DIRECTIVE: Each line below should be quoted exactly, please.

Dataset items
○ ○ ○ ○ ○ ○ ○

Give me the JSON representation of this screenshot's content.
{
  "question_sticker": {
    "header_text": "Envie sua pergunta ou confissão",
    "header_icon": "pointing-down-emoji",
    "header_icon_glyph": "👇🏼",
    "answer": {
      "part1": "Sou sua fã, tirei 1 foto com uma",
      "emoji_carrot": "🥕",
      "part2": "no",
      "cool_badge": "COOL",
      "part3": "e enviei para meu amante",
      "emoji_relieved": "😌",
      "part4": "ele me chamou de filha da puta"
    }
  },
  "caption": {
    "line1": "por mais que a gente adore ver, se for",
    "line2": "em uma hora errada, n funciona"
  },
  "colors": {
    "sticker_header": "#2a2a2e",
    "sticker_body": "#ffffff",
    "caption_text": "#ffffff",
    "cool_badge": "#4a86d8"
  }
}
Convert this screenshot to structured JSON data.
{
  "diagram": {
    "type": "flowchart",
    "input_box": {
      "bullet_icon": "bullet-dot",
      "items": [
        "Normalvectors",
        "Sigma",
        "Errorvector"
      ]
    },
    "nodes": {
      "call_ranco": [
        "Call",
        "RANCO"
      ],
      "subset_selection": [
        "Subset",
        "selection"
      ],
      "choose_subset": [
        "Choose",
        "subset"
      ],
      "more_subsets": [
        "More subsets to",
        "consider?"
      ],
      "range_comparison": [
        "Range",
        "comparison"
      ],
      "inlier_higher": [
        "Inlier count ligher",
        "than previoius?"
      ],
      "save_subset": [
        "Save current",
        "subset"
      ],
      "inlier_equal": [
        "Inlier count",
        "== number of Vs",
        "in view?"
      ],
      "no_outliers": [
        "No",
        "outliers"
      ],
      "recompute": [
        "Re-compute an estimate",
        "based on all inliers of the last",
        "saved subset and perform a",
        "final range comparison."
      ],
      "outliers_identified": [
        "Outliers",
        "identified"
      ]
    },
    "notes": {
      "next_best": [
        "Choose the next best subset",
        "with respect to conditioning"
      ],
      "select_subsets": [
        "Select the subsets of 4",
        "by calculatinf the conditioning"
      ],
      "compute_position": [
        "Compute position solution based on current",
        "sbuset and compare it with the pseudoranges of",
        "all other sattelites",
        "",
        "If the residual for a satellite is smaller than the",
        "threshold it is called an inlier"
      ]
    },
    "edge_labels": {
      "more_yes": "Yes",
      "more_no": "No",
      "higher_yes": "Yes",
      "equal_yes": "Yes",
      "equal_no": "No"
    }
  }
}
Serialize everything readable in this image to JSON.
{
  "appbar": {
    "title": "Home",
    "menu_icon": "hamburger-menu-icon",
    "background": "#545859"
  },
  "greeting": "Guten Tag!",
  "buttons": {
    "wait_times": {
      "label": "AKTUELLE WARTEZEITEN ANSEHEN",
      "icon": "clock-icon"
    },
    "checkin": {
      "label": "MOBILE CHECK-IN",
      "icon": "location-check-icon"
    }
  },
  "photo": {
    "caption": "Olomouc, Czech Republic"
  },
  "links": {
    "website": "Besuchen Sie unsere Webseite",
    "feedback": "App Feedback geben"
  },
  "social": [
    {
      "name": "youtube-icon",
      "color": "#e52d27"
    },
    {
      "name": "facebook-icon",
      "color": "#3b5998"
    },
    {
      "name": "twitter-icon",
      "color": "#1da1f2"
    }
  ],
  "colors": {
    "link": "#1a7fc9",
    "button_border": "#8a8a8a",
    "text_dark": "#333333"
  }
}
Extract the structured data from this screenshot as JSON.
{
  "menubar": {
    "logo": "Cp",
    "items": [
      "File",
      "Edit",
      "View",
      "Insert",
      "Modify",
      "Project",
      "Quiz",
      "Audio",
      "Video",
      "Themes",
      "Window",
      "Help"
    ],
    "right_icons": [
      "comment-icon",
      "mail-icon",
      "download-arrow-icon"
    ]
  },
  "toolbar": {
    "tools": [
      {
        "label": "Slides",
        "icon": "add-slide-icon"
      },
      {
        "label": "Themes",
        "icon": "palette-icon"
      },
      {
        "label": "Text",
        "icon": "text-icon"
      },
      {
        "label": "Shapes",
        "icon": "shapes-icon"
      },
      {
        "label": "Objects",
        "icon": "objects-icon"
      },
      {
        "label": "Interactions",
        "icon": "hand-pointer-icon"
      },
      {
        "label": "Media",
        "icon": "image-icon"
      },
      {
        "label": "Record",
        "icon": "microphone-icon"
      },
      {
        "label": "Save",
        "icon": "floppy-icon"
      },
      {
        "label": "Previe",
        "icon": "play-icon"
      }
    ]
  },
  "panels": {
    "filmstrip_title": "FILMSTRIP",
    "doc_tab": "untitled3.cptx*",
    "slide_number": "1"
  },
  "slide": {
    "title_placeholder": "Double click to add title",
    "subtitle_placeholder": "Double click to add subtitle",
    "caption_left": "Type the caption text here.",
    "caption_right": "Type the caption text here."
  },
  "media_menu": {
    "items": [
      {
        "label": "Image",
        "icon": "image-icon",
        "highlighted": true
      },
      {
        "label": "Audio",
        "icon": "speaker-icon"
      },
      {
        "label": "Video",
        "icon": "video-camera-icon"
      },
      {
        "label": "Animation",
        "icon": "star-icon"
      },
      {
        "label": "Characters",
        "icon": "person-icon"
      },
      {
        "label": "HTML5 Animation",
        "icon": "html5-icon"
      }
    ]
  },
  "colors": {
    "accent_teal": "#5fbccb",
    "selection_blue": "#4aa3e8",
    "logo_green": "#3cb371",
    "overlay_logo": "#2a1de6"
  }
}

○ ○ ○ ○ ○ ○ ○

PROBLEM SOLUTION:
Give me the JSON representation of this screenshot's content.
{
  "question_sticker": {
    "header_text": "Envie sua pergunta ou confissão",
    "header_icon": "pointing-down-emoji",
    "header_icon_glyph": "👇🏼",
    "answer": {
      "part1": "Sou sua fã, tirei 1 foto com uma",
      "emoji_carrot": "🥕",
      "part2": "no",
      "cool_badge": "COOL",
      "part3": "e enviei para meu amante",
      "emoji_relieved": "😌",
      "part4": "ele me chamou de filha da puta"
    }
  },
  "caption": {
    "line1": "por mais que a gente adore ver, se for",
    "line2": "em uma hora errada, n funciona"
  },
  "colors": {
    "sticker_header": "#2a2a2e",
    "sticker_body": "#ffffff",
    "caption_text": "#ffffff",
    "cool_badge": "#4a86d8"
  }
}
Convert this screenshot to structured JSON data.
{
  "diagram": {
    "type": "flowchart",
    "input_box": {
      "bullet_icon": "bullet-dot",
      "items": [
        "Normalvectors",
        "Sigma",
        "Errorvector"
      ]
    },
    "nodes": {
      "call_ranco": [
        "Call",
        "RANCO"
      ],
      "subset_selection": [
        "Subset",
        "selection"
      ],
      "choose_subset": [
        "Choose",
        "subset"
      ],
      "more_subsets": [
        "More subsets to",
        "consider?"
      ],
      "range_comparison": [
        "Range",
        "comparison"
      ],
      "inlier_higher": [
        "Inlier count ligher",
        "than previoius?"
      ],
      "save_subset": [
        "Save current",
        "subset"
      ],
      "inlier_equal": [
        "Inlier count",
        "== number of Vs",
        "in view?"
      ],
      "no_outliers": [
        "No",
        "outliers"
      ],
      "recompute": [
        "Re-compute an estimate",
        "based on all inliers of the last",
        "saved subset and perform a",
        "final range comparison."
      ],
      "outliers_identified": [
        "Outliers",
        "identified"
      ]
    },
    "notes": {
      "next_best": [
        "Choose the next best subset",
        "with respect to conditioning"
      ],
      "select_subsets": [
        "Select the subsets of 4",
        "by calculatinf the conditioning"
      ],
      "compute_position": [
        "Compute position solution based on current",
        "sbuset and compare it with the pseudoranges of",
        "all other sattelites",
        "",
        "If the residual for a satellite is smaller than the",
        "threshold it is called an inlier"
      ]
    },
    "edge_labels": {
      "more_yes": "Yes",
      "more_no": "No",
      "higher_yes": "Yes",
      "equal_yes": "Yes",
      "equal_no": "No"
    }
  }
}
Serialize everything readable in this image to JSON.
{
  "appbar": {
    "title": "Home",
    "menu_icon": "hamburger-menu-icon",
    "background": "#545859"
  },
  "greeting": "Guten Tag!",
  "buttons": {
    "wait_times": {
      "label": "AKTUELLE WARTEZEITEN ANSEHEN",
      "icon": "clock-icon"
    },
    "checkin": {
      "label": "MOBILE CHECK-IN",
      "icon": "location-check-icon"
    }
  },
  "photo": {
    "caption": "Olomouc, Czech Republic"
  },
  "links": {
    "website": "Besuchen Sie unsere Webseite",
    "feedback": "App Feedback geben"
  },
  "social": [
    {
      "name": "youtube-icon",
      "color": "#e52d27"
    },
    {
      "name": "facebook-icon",
      "color": "#3b5998"
    },
    {
      "name": "twitter-icon",
      "color": "#1da1f2"
    }
  ],
  "colors": {
    "link": "#1a7fc9",
    "button_border": "#8a8a8a",
    "text_dark": "#333333"
  }
}
Extract the structured data from this screenshot as JSON.
{
  "menubar": {
    "logo": "Cp",
    "items": [
      "File",
      "Edit",
      "View",
      "Insert",
      "Modify",
      "Project",
      "Quiz",
      "Audio",
      "Video",
      "Themes",
      "Window",
      "Help"
    ],
    "right_icons": [
      "comment-icon",
      "mail-icon",
      "download-arrow-icon"
    ]
  },
  "toolbar": {
    "tools": [
      {
        "label": "Slides",
        "icon": "add-slide-icon"
      },
      {
        "label": "Themes",
        "icon": "palette-icon"
      },
      {
        "label": "Text",
        "icon": "text-icon"
      },
      {
        "label": "Shapes",
        "icon": "shapes-icon"
      },
      {
        "label": "Objects",
        "icon": "objects-icon"
      },
      {
        "label": "Interactions",
        "icon": "hand-pointer-icon"
      },
      {
        "label": "Media",
        "icon": "image-icon"
      },
      {
        "label": "Record",
        "icon": "microphone-icon"
      },
      {
        "label": "Save",
        "icon": "floppy-icon"
      },
      {
        "label": "Previe",
        "icon": "play-icon"
      }
    ]
  },
  "panels": {
    "filmstrip_title": "FILMSTRIP",
    "doc_tab": "untitled3.cptx*",
    "slide_number": "1"
  },
  "slide": {
    "title_placeholder": "Double click to add title",
    "subtitle_placeholder": "Double click to add subtitle",
    "caption_left": "Type the caption text here.",
    "caption_right": "Type the caption text here."
  },
  "media_menu": {
    "items": [
      {
        "label": "Image",
        "icon": "image-icon",
        "highlighted": true
      },
      {
        "label": "Audio",
        "icon": "speaker-icon"
      },
      {
        "label": "Video",
        "icon": "video-camera-icon"
      },
      {
        "label": "Animation",
        "icon": "star-icon"
      },
      {
        "label": "Characters",
        "icon": "person-icon"
      },
      {
        "label": "HTML5 Animation",
        "icon": "html5-icon"
      }
    ]
  },
  "colors": {
    "accent_teal": "#5fbccb",
    "selection_blue": "#4aa3e8",
    "logo_green": "#3cb371",
    "overlay_logo": "#2a1de6"
  }
}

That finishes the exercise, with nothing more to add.